- _AIM_
Reproduce without alteration the lines of the records that begin with the line containing "bar-172 — [530, 318, 533, 513]" and run through the line containing "bar-65 — [288, 180, 290, 319]", including both of those lines.

•••••

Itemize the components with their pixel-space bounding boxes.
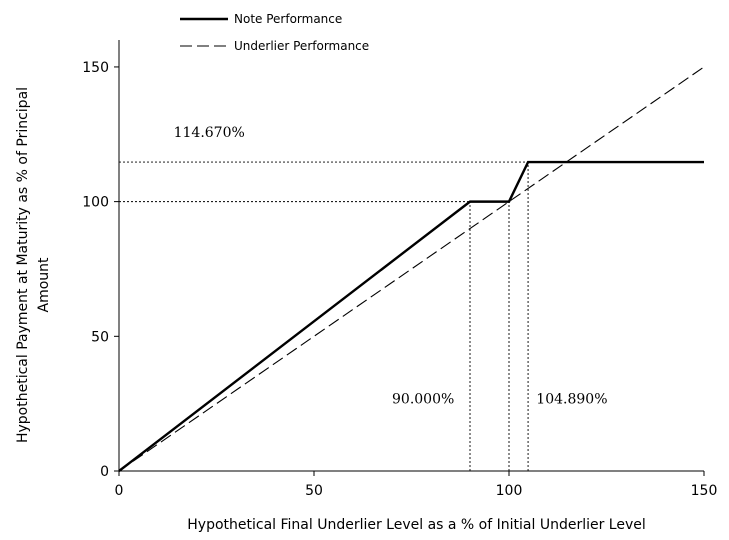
y-tick-label: 0 (100, 464, 109, 480)
annotation-label: 104.890% (536, 392, 607, 408)
x-tick-label: 100 (496, 483, 523, 499)
y-axis-title-line2: Amount (36, 257, 52, 313)
annotation-label: 114.670% (174, 125, 245, 141)
legend-label: Note Performance (234, 12, 342, 26)
y-tick-label: 150 (82, 60, 109, 76)
y-tick-label: 50 (91, 329, 109, 345)
x-tick-label: 50 (305, 483, 323, 499)
x-tick-label: 0 (115, 483, 124, 499)
series-line-note (118, 160, 704, 472)
legend-label: Underlier Performance (234, 39, 369, 53)
y-axis-title: Hypothetical Payment at Maturity as % of… (15, 87, 31, 443)
annotation-label: 90.000% (392, 392, 454, 408)
y-tick-label: 100 (82, 195, 109, 211)
x-axis-title: Hypothetical Final Underlier Level as a … (187, 517, 646, 533)
x-tick-label: 150 (691, 483, 718, 499)
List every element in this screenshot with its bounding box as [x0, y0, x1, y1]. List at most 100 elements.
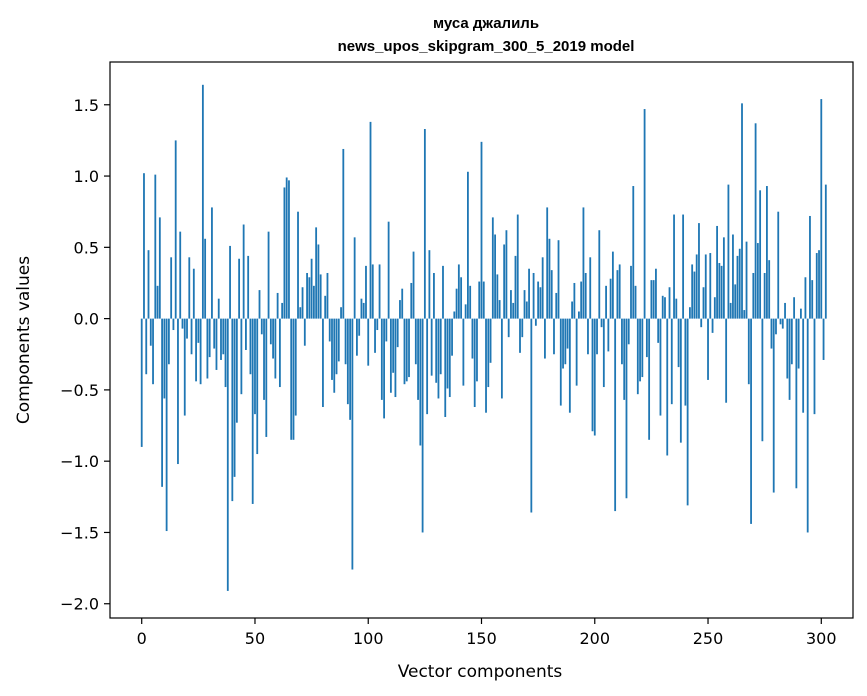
bar-172 — [530, 318, 533, 513]
bar-234 — [670, 318, 673, 405]
bar-99 — [365, 265, 367, 319]
bar-260 — [729, 302, 732, 319]
bar-301 — [822, 318, 825, 360]
bar-190 — [571, 301, 574, 319]
bar-284 — [784, 302, 786, 319]
bar-60 — [276, 292, 279, 319]
bar-188 — [566, 318, 569, 349]
bar-248 — [702, 287, 705, 319]
bar-115 — [401, 288, 404, 319]
bar-208 — [611, 251, 614, 319]
bar-256 — [720, 265, 723, 319]
bar-170 — [525, 301, 528, 319]
bar-236 — [675, 298, 678, 319]
bar-20 — [186, 318, 188, 339]
bar-109 — [387, 221, 390, 319]
bar-285 — [786, 318, 789, 379]
bar-273 — [759, 190, 762, 319]
y-tick-label-2: −1.0 — [60, 452, 99, 471]
bar-65 — [288, 180, 290, 319]
bar-192 — [575, 318, 578, 386]
bar-205 — [605, 285, 607, 319]
y-tick-label-6: 1.0 — [74, 167, 99, 186]
bar-67 — [292, 318, 295, 440]
bar-49 — [251, 318, 254, 504]
bar-134 — [444, 318, 447, 417]
bar-33 — [215, 318, 218, 370]
bar-278 — [770, 318, 773, 349]
bar-270 — [752, 272, 755, 319]
bar-173 — [532, 272, 535, 319]
bar-50 — [254, 318, 256, 415]
bar-187 — [564, 318, 567, 365]
bar-81 — [324, 295, 327, 319]
bar-241 — [686, 318, 689, 506]
bar-199 — [591, 318, 594, 432]
bar-225 — [650, 280, 653, 319]
bar-142 — [462, 318, 465, 386]
bar-251 — [709, 253, 712, 319]
bar-279 — [772, 318, 775, 493]
bar-245 — [695, 254, 698, 319]
bar-201 — [596, 318, 598, 355]
bar-91 — [346, 318, 349, 405]
bar-103 — [374, 318, 376, 353]
bar-116 — [403, 318, 406, 385]
bar-9 — [161, 318, 163, 487]
bar-52 — [258, 290, 261, 319]
bar-222 — [643, 109, 646, 319]
bar-272 — [756, 243, 759, 319]
bar-269 — [750, 318, 752, 524]
bar-228 — [657, 318, 660, 343]
bar-183 — [555, 292, 558, 319]
bar-141 — [460, 277, 463, 319]
x-axis-ticks: 0 50 100 150 200 250 300 — [137, 618, 837, 648]
bar-268 — [747, 318, 750, 385]
bar-179 — [546, 207, 549, 319]
bar-143 — [464, 304, 467, 319]
bar-76 — [312, 285, 315, 319]
bar-197 — [587, 318, 589, 355]
bar-218 — [634, 285, 637, 319]
bar-282 — [779, 318, 782, 325]
bar-129 — [433, 272, 435, 319]
bar-255 — [718, 263, 721, 319]
bars-group — [140, 84, 827, 591]
bar-8 — [158, 217, 161, 319]
bar-117 — [405, 318, 408, 382]
bar-195 — [582, 207, 585, 319]
bar-86 — [335, 318, 338, 375]
bar-229 — [659, 318, 662, 416]
bar-181 — [550, 270, 553, 319]
bar-151 — [482, 281, 485, 319]
bar-148 — [476, 318, 478, 382]
bar-133 — [442, 265, 444, 319]
bar-215 — [627, 318, 630, 345]
bar-147 — [473, 318, 476, 408]
bar-206 — [607, 318, 610, 352]
bar-146 — [471, 318, 474, 359]
bar-239 — [682, 214, 685, 319]
bar-175 — [537, 281, 540, 319]
bar-34 — [217, 298, 220, 319]
bar-144 — [467, 171, 469, 319]
bar-71 — [301, 287, 304, 319]
bar-19 — [183, 318, 186, 416]
bar-168 — [521, 318, 524, 338]
bar-224 — [648, 318, 651, 440]
bar-250 — [707, 318, 709, 380]
bar-258 — [725, 318, 728, 403]
bar-64 — [285, 177, 288, 319]
bar-299 — [818, 250, 820, 319]
bar-2 — [145, 318, 148, 375]
bar-267 — [745, 241, 748, 319]
bar-243 — [691, 264, 694, 319]
bar-122 — [417, 318, 419, 400]
bar-106 — [380, 318, 383, 400]
bar-149 — [478, 281, 481, 319]
bar-227 — [655, 268, 657, 319]
bar-300 — [820, 99, 823, 319]
bar-25 — [197, 318, 200, 343]
bar-259 — [727, 184, 730, 319]
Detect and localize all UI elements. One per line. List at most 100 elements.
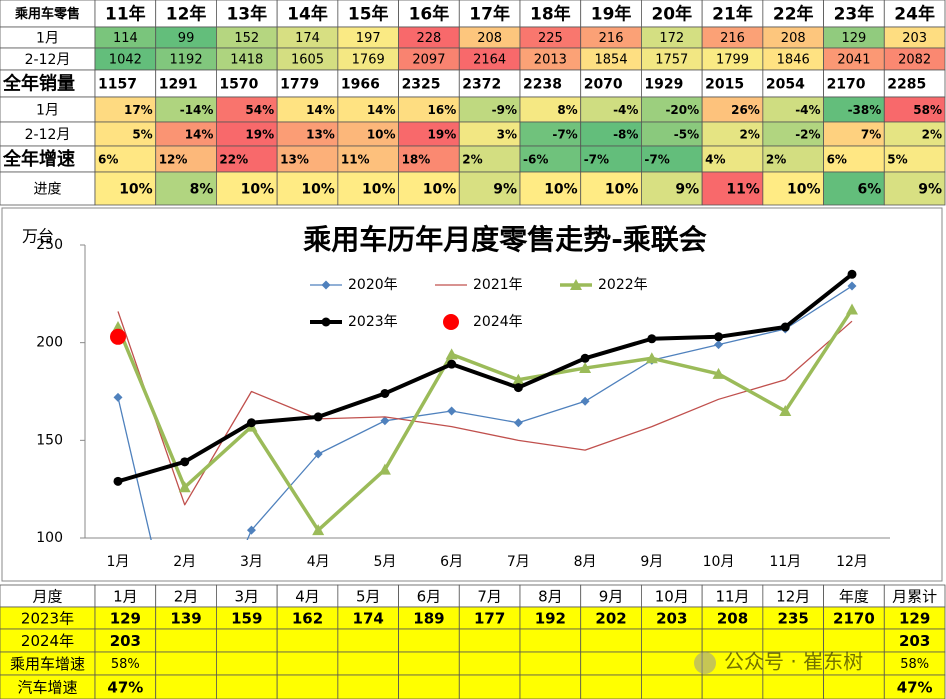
table-cell — [580, 628, 642, 653]
legend-label: 2024年 — [473, 314, 523, 330]
cell-text: 189 — [413, 610, 444, 628]
cell-text: 22% — [219, 153, 248, 167]
point — [113, 476, 123, 486]
point — [180, 457, 190, 467]
cell-text: 1799 — [716, 53, 749, 68]
cell-text: 2170 — [833, 610, 875, 628]
cell-text: 174 — [353, 610, 384, 628]
cell-text: 1570 — [219, 77, 258, 93]
cell-text: 11月 — [715, 588, 749, 606]
series-line — [117, 272, 854, 484]
series-line — [116, 308, 854, 532]
legend-marker — [321, 280, 331, 290]
table-cell — [458, 674, 521, 699]
table-cell — [276, 0, 339, 28]
table-cell — [641, 628, 703, 653]
cell-text: 年度 — [839, 588, 869, 606]
table-cell — [883, 171, 946, 206]
x-tick-label: 8月 — [574, 554, 597, 570]
table-cell — [701, 69, 764, 98]
table-cell — [580, 651, 642, 676]
cell-text: 192 — [535, 610, 566, 628]
legend-marker — [570, 279, 582, 290]
table-cell — [458, 96, 521, 123]
point — [714, 332, 724, 342]
cell-text: 10% — [241, 182, 275, 198]
cell-text: 2% — [462, 153, 482, 167]
point — [847, 269, 857, 279]
legend-label: 2021年 — [473, 277, 523, 293]
table-cell — [519, 651, 582, 676]
cell-text: 202 — [595, 610, 626, 628]
table-cell — [458, 121, 521, 147]
cell-text: 17% — [124, 103, 153, 117]
cell-text: 2013 — [534, 53, 567, 68]
cell-text: 1月 — [113, 588, 138, 606]
cell-text: 8% — [190, 182, 214, 198]
cell-text: 228 — [417, 31, 442, 46]
cell-text: 2164 — [473, 53, 506, 68]
cell-text: 2070 — [584, 77, 623, 93]
table-cell — [337, 628, 399, 653]
cell-text: 11% — [726, 182, 760, 198]
row-label: 全年销量 — [2, 73, 75, 95]
table-cell — [701, 145, 764, 173]
point — [580, 396, 590, 406]
point — [246, 418, 256, 428]
cell-text: 6% — [827, 153, 847, 167]
x-tick-label: 9月 — [640, 554, 663, 570]
cell-text: 1769 — [352, 53, 385, 68]
legend-label: 2023年 — [348, 314, 398, 330]
table-cell — [580, 96, 642, 123]
cell-text: 23年 — [834, 4, 875, 25]
x-tick-label: 3月 — [240, 554, 263, 570]
series-line — [117, 311, 853, 506]
point — [246, 525, 256, 535]
cell-text: 2015 — [705, 77, 744, 93]
cell-text: 11% — [341, 153, 370, 167]
table-cell — [580, 69, 642, 98]
cell-text: 1157 — [98, 77, 137, 93]
table-cell — [701, 171, 764, 206]
cell-text: -6% — [523, 153, 548, 167]
table-cell — [216, 651, 278, 676]
cell-text: 13年 — [226, 4, 267, 25]
table-cell — [216, 96, 278, 123]
cell-text: 1042 — [109, 53, 142, 68]
table-cell — [337, 674, 399, 699]
cell-text: 99 — [178, 31, 195, 46]
cell-text: 1779 — [280, 77, 319, 93]
cell-text: 12% — [159, 153, 188, 167]
cell-text: 162 — [292, 610, 323, 628]
cell-text: 58% — [913, 103, 942, 117]
cell-text: -5% — [674, 128, 699, 142]
cell-text: 58% — [900, 657, 929, 672]
legend-label: 2022年 — [598, 277, 648, 293]
y-tick-label: 100 — [36, 530, 63, 546]
x-tick-label: 10月 — [703, 554, 735, 570]
cell-text: 1418 — [230, 53, 263, 68]
legend-marker — [443, 314, 459, 330]
table-cell — [701, 674, 764, 699]
table-cell — [762, 0, 824, 28]
cell-text: 47% — [897, 679, 933, 697]
table-cell — [216, 628, 278, 653]
point — [178, 481, 191, 493]
table-cell — [519, 171, 582, 206]
cell-text: 6% — [98, 153, 118, 167]
table-cell — [398, 145, 460, 173]
table-cell — [276, 69, 339, 98]
cell-text: 10% — [787, 182, 821, 198]
table-cell — [155, 651, 217, 676]
table-cell — [155, 171, 217, 206]
table-cell — [762, 121, 824, 147]
table-cell — [519, 69, 582, 98]
cell-text: 14% — [367, 103, 396, 117]
watermark: 公众号 · 崔东树 — [694, 650, 863, 674]
point — [113, 392, 123, 402]
point — [445, 348, 458, 360]
cell-text: 6% — [858, 182, 882, 198]
cell-text: 7月 — [477, 588, 502, 606]
table-cell — [216, 171, 278, 206]
row-label: 2024年 — [21, 632, 74, 650]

•••••

- _SOLUTION TO THIS TASK_
bar-172 — [530, 318, 533, 513]
bar-234 — [670, 318, 673, 405]
bar-99 — [365, 265, 367, 319]
bar-260 — [729, 302, 732, 319]
bar-301 — [822, 318, 825, 360]
bar-190 — [571, 301, 574, 319]
bar-284 — [784, 302, 786, 319]
bar-60 — [276, 292, 279, 319]
bar-188 — [566, 318, 569, 349]
bar-248 — [702, 287, 705, 319]
bar-115 — [401, 288, 404, 319]
bar-208 — [611, 251, 614, 319]
bar-256 — [720, 265, 723, 319]
bar-170 — [525, 301, 528, 319]
bar-236 — [675, 298, 678, 319]
bar-20 — [186, 318, 188, 339]
bar-109 — [387, 221, 390, 319]
bar-285 — [786, 318, 789, 379]
bar-273 — [759, 190, 762, 319]
y-tick-label-2: −1.0 — [60, 452, 99, 471]
bar-65 — [288, 180, 290, 319]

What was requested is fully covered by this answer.